▶ **JOB**:
For each line that holds "servicefoundry", copy the line out.

▶ **DATASET EXCERPTS**:

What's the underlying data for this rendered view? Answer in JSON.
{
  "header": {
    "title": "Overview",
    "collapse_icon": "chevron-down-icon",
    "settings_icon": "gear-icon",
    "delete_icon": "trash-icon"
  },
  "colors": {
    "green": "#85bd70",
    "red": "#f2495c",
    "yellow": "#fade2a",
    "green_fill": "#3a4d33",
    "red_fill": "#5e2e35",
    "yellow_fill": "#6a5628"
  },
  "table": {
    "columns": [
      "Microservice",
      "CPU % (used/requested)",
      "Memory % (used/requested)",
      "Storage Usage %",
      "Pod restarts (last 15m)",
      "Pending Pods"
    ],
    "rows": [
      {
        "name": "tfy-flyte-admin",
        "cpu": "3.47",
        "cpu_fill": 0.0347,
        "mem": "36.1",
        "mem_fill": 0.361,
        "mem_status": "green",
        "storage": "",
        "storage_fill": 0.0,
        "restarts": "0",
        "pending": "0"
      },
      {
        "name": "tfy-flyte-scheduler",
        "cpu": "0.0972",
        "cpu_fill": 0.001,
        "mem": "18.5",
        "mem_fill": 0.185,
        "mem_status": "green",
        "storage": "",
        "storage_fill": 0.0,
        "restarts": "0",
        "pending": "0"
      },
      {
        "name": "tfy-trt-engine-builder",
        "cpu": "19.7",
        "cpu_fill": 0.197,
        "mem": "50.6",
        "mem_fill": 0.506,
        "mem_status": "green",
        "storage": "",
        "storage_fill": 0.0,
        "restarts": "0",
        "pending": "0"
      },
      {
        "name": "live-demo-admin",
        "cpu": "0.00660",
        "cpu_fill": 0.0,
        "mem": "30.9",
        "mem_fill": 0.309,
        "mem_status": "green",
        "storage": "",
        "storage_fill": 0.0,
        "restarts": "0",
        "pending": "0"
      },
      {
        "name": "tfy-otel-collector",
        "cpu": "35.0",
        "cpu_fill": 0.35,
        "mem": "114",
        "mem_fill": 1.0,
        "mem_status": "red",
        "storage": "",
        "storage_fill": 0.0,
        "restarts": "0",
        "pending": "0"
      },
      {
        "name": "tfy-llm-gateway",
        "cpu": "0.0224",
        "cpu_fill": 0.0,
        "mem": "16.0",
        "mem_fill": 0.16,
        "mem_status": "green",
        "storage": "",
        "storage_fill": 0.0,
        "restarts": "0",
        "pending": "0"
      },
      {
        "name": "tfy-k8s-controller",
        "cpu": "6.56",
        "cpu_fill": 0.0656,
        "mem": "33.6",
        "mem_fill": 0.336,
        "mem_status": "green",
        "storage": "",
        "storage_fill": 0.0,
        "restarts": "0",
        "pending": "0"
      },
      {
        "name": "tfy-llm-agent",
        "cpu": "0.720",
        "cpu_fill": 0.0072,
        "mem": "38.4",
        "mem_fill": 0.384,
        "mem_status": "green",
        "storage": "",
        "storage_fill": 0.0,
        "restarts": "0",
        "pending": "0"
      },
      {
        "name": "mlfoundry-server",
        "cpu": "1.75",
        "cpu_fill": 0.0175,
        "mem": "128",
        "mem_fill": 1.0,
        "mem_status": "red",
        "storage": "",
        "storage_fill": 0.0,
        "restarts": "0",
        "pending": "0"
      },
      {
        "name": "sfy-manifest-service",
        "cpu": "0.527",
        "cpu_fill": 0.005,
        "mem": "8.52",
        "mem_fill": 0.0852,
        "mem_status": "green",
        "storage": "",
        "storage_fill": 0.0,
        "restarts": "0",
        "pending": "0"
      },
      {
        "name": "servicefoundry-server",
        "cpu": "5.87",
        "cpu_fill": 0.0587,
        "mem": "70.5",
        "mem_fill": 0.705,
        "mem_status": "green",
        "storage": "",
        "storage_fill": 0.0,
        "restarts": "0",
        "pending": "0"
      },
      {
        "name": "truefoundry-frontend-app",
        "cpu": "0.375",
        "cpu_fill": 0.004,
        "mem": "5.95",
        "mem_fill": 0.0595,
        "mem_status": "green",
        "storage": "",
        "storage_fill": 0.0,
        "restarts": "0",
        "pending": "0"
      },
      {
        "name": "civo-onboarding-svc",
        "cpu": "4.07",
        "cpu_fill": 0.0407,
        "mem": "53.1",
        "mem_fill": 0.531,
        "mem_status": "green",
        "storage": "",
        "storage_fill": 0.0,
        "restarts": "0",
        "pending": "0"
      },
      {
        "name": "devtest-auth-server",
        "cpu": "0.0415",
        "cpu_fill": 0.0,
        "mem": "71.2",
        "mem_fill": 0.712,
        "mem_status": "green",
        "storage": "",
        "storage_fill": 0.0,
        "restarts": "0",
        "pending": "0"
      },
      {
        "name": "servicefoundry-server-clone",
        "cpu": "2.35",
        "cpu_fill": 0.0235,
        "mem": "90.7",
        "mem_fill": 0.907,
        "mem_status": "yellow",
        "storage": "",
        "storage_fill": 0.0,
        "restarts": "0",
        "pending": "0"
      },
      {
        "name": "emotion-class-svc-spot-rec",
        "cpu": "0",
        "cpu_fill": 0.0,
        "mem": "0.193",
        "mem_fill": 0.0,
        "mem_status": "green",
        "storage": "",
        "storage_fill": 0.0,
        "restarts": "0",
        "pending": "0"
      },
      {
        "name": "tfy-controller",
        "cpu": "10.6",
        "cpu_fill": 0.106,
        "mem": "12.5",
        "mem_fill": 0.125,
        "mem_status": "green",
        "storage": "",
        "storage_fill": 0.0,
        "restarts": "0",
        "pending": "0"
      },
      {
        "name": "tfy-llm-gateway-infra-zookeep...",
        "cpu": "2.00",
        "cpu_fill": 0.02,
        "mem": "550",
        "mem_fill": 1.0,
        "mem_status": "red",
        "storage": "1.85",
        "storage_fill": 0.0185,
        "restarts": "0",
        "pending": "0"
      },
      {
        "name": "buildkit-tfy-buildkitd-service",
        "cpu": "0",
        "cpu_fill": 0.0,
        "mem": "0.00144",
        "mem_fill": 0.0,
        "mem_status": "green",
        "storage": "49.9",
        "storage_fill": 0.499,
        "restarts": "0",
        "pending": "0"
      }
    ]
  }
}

▶ **SOLUTION**:
        "name": "servicefoundry-server",
        "name": "servicefoundry-server-clone",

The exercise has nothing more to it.